**What the task requires:**
Pull out each line of the records holding the string "Расписание".

***** Records shown *****

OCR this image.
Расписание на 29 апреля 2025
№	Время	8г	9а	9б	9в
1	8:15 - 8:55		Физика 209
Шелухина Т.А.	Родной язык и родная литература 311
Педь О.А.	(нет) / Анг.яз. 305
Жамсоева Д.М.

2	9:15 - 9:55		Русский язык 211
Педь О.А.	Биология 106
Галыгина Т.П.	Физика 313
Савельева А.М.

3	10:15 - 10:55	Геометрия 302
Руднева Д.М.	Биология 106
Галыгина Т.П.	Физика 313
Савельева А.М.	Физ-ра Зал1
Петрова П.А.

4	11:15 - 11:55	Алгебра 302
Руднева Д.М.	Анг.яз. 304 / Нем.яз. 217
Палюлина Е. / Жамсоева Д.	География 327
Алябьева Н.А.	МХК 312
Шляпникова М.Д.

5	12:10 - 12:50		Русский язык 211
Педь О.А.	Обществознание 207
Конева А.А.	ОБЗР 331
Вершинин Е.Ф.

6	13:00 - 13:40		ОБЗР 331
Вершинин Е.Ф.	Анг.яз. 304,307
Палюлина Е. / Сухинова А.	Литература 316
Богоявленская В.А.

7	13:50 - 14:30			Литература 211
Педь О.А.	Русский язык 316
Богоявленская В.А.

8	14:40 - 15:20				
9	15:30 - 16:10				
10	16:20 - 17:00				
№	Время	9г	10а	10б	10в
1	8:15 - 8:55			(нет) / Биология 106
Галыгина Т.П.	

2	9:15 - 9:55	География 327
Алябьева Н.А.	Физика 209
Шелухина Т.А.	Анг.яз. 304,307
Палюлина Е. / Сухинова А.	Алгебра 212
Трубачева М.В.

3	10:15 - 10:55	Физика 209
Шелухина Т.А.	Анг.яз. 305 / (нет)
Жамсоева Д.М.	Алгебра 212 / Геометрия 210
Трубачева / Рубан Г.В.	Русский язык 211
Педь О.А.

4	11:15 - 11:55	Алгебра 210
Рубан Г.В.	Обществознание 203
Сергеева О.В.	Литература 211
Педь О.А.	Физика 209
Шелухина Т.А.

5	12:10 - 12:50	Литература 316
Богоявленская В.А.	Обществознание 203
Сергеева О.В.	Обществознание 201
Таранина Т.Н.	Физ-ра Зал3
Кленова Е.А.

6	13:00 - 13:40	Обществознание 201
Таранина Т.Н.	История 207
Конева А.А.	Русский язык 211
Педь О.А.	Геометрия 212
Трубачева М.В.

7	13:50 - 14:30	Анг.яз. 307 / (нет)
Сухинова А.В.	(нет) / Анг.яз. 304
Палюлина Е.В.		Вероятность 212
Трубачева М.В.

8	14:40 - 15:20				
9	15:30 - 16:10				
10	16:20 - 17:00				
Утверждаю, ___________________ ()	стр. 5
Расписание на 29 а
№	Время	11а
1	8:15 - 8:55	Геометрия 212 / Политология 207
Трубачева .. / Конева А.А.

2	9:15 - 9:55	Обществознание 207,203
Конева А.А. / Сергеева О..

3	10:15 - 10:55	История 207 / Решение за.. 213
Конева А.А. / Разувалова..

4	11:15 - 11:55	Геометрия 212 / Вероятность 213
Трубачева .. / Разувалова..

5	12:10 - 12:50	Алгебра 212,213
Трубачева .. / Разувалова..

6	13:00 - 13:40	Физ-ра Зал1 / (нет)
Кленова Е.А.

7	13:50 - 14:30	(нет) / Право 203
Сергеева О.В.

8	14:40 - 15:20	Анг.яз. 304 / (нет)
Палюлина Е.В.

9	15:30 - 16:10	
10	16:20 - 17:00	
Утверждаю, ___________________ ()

*****

**Task response:**
Расписание на 29 апреля 2025
Расписание на 29 а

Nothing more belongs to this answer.